(Figure data in JSON)
----------
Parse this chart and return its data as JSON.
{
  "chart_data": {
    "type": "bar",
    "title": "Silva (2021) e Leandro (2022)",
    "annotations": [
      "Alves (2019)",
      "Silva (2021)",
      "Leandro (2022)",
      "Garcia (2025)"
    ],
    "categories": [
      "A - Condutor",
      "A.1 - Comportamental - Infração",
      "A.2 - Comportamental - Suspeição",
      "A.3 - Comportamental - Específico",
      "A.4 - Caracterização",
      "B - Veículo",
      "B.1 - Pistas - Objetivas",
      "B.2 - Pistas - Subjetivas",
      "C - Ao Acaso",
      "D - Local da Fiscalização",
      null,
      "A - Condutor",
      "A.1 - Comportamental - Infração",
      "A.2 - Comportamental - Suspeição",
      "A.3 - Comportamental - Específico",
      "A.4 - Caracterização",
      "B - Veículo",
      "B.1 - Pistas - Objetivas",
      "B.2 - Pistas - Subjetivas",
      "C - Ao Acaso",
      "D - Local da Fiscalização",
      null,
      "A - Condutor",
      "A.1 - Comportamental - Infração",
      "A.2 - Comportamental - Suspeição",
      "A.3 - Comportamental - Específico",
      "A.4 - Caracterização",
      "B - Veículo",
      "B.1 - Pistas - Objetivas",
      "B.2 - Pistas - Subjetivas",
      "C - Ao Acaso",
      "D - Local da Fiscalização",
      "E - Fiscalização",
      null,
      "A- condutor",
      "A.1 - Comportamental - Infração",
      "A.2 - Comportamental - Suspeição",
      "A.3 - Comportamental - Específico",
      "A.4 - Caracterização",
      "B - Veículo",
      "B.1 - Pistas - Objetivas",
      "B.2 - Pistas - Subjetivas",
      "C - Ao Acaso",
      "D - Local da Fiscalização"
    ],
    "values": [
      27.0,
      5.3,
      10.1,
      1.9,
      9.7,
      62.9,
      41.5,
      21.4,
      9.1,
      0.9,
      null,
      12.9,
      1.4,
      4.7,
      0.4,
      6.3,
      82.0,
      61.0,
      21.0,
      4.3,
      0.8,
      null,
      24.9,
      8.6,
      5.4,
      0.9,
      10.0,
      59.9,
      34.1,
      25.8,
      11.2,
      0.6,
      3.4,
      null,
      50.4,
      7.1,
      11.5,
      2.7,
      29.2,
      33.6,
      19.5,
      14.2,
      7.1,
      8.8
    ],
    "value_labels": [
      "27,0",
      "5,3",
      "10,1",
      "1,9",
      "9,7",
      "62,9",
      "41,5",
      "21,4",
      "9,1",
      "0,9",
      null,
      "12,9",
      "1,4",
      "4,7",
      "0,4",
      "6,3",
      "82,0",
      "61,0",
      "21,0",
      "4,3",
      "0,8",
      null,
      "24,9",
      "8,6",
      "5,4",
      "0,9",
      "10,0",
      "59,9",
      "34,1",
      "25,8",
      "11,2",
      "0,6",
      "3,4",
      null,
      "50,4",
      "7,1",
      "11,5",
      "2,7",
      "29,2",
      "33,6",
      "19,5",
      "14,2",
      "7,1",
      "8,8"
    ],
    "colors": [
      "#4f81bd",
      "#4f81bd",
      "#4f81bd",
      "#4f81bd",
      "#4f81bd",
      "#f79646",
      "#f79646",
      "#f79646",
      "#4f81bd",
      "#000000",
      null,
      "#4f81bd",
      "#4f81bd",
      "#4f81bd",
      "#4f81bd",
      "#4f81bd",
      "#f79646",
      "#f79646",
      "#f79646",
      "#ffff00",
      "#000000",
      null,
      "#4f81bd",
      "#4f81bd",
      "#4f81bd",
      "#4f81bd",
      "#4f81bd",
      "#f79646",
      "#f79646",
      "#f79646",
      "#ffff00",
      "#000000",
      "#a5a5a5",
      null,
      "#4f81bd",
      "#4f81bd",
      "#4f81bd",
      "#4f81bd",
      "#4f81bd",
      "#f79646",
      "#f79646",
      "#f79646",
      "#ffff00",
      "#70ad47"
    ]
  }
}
----------
### Exercise task
Return the material exactly as it stands.

### Result below
Parse this chart and return its data as JSON.
{
  "chart_data": {
    "type": "bar",
    "title": "Silva (2021) e Leandro (2022)",
    "annotations": [
      "Alves (2019)",
      "Silva (2021)",
      "Leandro (2022)",
      "Garcia (2025)"
    ],
    "categories": [
      "A - Condutor",
      "A.1 - Comportamental - Infração",
      "A.2 - Comportamental - Suspeição",
      "A.3 - Comportamental - Específico",
      "A.4 - Caracterização",
      "B - Veículo",
      "B.1 - Pistas - Objetivas",
      "B.2 - Pistas - Subjetivas",
      "C - Ao Acaso",
      "D - Local da Fiscalização",
      null,
      "A - Condutor",
      "A.1 - Comportamental - Infração",
      "A.2 - Comportamental - Suspeição",
      "A.3 - Comportamental - Específico",
      "A.4 - Caracterização",
      "B - Veículo",
      "B.1 - Pistas - Objetivas",
      "B.2 - Pistas - Subjetivas",
      "C - Ao Acaso",
      "D - Local da Fiscalização",
      null,
      "A - Condutor",
      "A.1 - Comportamental - Infração",
      "A.2 - Comportamental - Suspeição",
      "A.3 - Comportamental - Específico",
      "A.4 - Caracterização",
      "B - Veículo",
      "B.1 - Pistas - Objetivas",
      "B.2 - Pistas - Subjetivas",
      "C - Ao Acaso",
      "D - Local da Fiscalização",
      "E - Fiscalização",
      null,
      "A- condutor",
      "A.1 - Comportamental - Infração",
      "A.2 - Comportamental - Suspeição",
      "A.3 - Comportamental - Específico",
      "A.4 - Caracterização",
      "B - Veículo",
      "B.1 - Pistas - Objetivas",
      "B.2 - Pistas - Subjetivas",
      "C - Ao Acaso",
      "D - Local da Fiscalização"
    ],
    "values": [
      27.0,
      5.3,
      10.1,
      1.9,
      9.7,
      62.9,
      41.5,
      21.4,
      9.1,
      0.9,
      null,
      12.9,
      1.4,
      4.7,
      0.4,
      6.3,
      82.0,
      61.0,
      21.0,
      4.3,
      0.8,
      null,
      24.9,
      8.6,
      5.4,
      0.9,
      10.0,
      59.9,
      34.1,
      25.8,
      11.2,
      0.6,
      3.4,
      null,
      50.4,
      7.1,
      11.5,
      2.7,
      29.2,
      33.6,
      19.5,
      14.2,
      7.1,
      8.8
    ],
    "value_labels": [
      "27,0",
      "5,3",
      "10,1",
      "1,9",
      "9,7",
      "62,9",
      "41,5",
      "21,4",
      "9,1",
      "0,9",
      null,
      "12,9",
      "1,4",
      "4,7",
      "0,4",
      "6,3",
      "82,0",
      "61,0",
      "21,0",
      "4,3",
      "0,8",
      null,
      "24,9",
      "8,6",
      "5,4",
      "0,9",
      "10,0",
      "59,9",
      "34,1",
      "25,8",
      "11,2",
      "0,6",
      "3,4",
      null,
      "50,4",
      "7,1",
      "11,5",
      "2,7",
      "29,2",
      "33,6",
      "19,5",
      "14,2",
      "7,1",
      "8,8"
    ],
    "colors": [
      "#4f81bd",
      "#4f81bd",
      "#4f81bd",
      "#4f81bd",
      "#4f81bd",
      "#f79646",
      "#f79646",
      "#f79646",
      "#4f81bd",
      "#000000",
      null,
      "#4f81bd",
      "#4f81bd",
      "#4f81bd",
      "#4f81bd",
      "#4f81bd",
      "#f79646",
      "#f79646",
      "#f79646",
      "#ffff00",
      "#000000",
      null,
      "#4f81bd",
      "#4f81bd",
      "#4f81bd",
      "#4f81bd",
      "#4f81bd",
      "#f79646",
      "#f79646",
      "#f79646",
      "#ffff00",
      "#000000",
      "#a5a5a5",
      null,
      "#4f81bd",
      "#4f81bd",
      "#4f81bd",
      "#4f81bd",
      "#4f81bd",
      "#f79646",
      "#f79646",
      "#f79646",
      "#ffff00",
      "#70ad47"
    ]
  }
}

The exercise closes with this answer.